Wednesday, 16 December 2009


“Man is a creature who lives not upon bread alone, but primarily by catchwords.” - Robert Louis Stevenson

I am reading a book by Tony Thorne at the moment called: “Shoot the Puppy”, with the subtitle: “A Survival Guide to the Curious Jargon of Modern Life”. It was first published by Penguin in 2006 and is still available. The title and subtitle say it all, and it is an amusing book that attempts to navigate the unwary reader through the “ever-growing heap of bizarre (sometimes downright silly) contemporary jargon from around the English-speaking world and explains where it comes from, who uses it and what it really means.”

In its most positive sense, “jargon”, is a type of professional, efficient shorthand. The word “jargon” can be traced to 14th century Old French, but the actual origin is unknown. “Jargon” is perhaps derived from the 14th century term for “twittering or warbling of birds,” which in turn has the root ‘garg’ from which also stem such words as “gargle,” and “gurgle.” The original meaning was “to make a twittering noise or sound, but by modern standards, it has three uses. One current or modern definition of jargon is “an outlandish, technical language of a particular profession, group, or trade.” Another meaning is “unintelligible writing or talk.” Yet another definition is “specific dialects resulting from a mixture of several languages.” Since the recurring problem with jargon is that only a few people may understand the actual terminology used by different groups, this may explain its origin from “twittering” which, of course, would be misunderstood by most people. However, a “jargonaut”, one who studies jargon, may claim that jargon was invented simply as a professional shorthand, developed out of convenience rather than intentional trickiness.

Records from a dataset
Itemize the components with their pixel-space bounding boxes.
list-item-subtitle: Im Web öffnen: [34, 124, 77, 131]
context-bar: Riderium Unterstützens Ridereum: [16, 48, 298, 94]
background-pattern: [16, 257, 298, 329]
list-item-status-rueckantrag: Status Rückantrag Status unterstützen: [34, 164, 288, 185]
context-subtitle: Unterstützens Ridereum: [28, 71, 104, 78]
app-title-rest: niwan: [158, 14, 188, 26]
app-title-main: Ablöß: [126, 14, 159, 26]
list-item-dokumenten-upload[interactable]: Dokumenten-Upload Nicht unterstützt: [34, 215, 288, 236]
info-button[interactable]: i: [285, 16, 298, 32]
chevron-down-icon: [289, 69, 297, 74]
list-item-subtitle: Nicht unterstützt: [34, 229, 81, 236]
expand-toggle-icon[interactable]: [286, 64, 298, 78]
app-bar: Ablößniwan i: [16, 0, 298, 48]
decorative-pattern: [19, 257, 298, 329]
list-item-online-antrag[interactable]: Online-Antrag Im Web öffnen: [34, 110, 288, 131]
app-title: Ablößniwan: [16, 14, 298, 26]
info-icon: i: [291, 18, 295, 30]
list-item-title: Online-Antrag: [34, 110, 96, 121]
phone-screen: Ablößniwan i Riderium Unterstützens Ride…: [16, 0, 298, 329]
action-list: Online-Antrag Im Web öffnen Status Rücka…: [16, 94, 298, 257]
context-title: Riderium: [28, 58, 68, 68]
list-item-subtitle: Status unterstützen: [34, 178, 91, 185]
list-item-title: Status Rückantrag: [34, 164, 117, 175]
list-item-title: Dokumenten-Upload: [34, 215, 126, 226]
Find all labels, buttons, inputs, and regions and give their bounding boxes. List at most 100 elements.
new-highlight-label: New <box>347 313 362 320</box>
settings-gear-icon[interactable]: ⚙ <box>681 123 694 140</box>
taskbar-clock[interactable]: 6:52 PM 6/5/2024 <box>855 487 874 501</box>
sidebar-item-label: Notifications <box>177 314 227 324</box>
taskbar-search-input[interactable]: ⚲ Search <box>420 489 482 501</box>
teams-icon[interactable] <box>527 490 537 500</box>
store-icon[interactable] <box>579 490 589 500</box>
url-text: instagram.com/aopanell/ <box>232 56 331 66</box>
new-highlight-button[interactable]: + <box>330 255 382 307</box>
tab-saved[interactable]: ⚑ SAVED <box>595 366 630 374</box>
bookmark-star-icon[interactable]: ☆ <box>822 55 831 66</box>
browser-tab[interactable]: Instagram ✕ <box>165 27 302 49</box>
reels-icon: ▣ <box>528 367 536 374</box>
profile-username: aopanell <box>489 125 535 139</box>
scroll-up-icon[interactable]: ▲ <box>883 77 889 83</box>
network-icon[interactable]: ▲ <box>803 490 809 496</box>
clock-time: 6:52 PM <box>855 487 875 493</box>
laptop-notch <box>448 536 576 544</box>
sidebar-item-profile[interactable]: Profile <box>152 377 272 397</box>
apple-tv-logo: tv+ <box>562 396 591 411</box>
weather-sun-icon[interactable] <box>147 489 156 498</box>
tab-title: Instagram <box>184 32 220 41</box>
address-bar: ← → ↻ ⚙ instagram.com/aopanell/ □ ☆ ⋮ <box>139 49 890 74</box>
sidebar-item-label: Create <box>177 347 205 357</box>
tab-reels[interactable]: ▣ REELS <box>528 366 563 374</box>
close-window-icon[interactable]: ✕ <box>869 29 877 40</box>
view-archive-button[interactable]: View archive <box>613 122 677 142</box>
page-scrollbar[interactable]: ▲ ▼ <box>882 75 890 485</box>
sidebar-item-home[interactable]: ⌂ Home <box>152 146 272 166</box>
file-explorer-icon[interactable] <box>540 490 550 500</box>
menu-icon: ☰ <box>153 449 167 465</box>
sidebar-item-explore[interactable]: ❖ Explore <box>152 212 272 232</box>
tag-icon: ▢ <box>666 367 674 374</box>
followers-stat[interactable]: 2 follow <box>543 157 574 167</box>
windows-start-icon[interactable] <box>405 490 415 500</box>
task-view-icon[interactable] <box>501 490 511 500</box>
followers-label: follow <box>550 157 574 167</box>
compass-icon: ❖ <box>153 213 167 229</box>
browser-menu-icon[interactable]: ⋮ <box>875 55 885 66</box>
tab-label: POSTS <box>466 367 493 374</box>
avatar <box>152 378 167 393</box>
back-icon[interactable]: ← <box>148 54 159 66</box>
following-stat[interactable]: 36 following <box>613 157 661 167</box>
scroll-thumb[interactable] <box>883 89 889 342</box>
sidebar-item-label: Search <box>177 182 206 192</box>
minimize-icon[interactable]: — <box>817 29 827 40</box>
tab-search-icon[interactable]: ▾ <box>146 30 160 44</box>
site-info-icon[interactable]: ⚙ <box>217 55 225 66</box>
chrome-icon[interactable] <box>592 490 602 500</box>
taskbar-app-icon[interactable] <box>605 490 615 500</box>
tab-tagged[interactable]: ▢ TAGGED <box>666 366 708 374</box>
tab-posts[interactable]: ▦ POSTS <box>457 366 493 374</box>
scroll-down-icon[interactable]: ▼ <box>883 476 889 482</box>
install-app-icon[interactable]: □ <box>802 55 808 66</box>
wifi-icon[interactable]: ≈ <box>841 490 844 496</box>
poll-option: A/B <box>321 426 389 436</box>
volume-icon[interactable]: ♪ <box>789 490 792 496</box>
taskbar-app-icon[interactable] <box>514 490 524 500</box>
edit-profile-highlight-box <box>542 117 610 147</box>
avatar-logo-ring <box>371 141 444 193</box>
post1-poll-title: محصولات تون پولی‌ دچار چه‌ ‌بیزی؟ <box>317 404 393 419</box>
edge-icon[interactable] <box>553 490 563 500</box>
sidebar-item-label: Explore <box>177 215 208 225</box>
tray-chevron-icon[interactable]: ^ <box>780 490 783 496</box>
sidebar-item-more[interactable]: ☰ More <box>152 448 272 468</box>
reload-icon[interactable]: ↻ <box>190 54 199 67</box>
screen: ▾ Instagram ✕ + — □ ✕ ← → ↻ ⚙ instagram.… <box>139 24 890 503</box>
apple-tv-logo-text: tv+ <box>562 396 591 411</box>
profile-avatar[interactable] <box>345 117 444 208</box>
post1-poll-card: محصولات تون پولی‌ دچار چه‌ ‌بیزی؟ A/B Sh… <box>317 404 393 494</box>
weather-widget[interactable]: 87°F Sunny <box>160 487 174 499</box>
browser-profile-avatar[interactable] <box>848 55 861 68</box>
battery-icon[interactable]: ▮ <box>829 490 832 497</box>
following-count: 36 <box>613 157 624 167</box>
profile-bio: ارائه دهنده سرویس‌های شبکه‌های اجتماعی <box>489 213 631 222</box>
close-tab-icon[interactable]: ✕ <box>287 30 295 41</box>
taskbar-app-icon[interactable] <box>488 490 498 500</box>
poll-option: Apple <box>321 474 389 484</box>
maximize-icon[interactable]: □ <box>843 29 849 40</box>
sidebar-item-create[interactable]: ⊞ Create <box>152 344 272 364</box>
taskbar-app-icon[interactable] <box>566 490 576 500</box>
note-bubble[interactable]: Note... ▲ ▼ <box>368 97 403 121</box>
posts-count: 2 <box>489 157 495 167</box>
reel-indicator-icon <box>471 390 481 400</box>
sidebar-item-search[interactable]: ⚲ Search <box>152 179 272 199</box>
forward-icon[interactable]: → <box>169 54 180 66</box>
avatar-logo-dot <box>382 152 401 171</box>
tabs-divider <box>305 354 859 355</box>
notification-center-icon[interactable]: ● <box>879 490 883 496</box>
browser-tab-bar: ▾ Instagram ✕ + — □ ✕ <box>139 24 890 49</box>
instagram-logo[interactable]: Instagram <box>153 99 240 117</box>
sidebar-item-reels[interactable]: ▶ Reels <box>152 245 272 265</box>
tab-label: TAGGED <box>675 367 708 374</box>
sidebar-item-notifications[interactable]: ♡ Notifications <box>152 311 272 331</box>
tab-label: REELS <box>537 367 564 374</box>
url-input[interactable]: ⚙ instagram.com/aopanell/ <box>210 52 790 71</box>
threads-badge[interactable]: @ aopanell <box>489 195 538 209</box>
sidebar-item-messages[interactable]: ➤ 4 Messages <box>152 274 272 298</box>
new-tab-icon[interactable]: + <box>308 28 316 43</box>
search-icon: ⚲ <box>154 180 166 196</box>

Aim A - In the post on jargon, what is the subtitle of the book "Shoot the Puppy"?
Aim B - Write the next part of the post on jargon, starting after its final sentence.

Task result A - "A Survival Guide to the Curious Jargon of Modern Life"

Task result B -
“Slang”, a word often confused with “jargon” is defined as “an informal vocabulary composed of invented words, arbitrarily changed words, or extravagant figures of speech.” Slang is a compilation of words that have been labelled as “unruly, unrefined, and illogical.” The word “Slang” derived, according to most etymologists, obscurely. The general consensus it that it is related to the standard word “sling” as used in archaic expressions such as “to sling one’s jaw,” meaning to “speak rowdily or insultingly.” Others believe it to be a derivation from the French word for language, “langue.” Quite often, the slang of specific groups (eg. of the underworld) may have been invented or elaborated upon so as to obscure meaning, except to the initiated.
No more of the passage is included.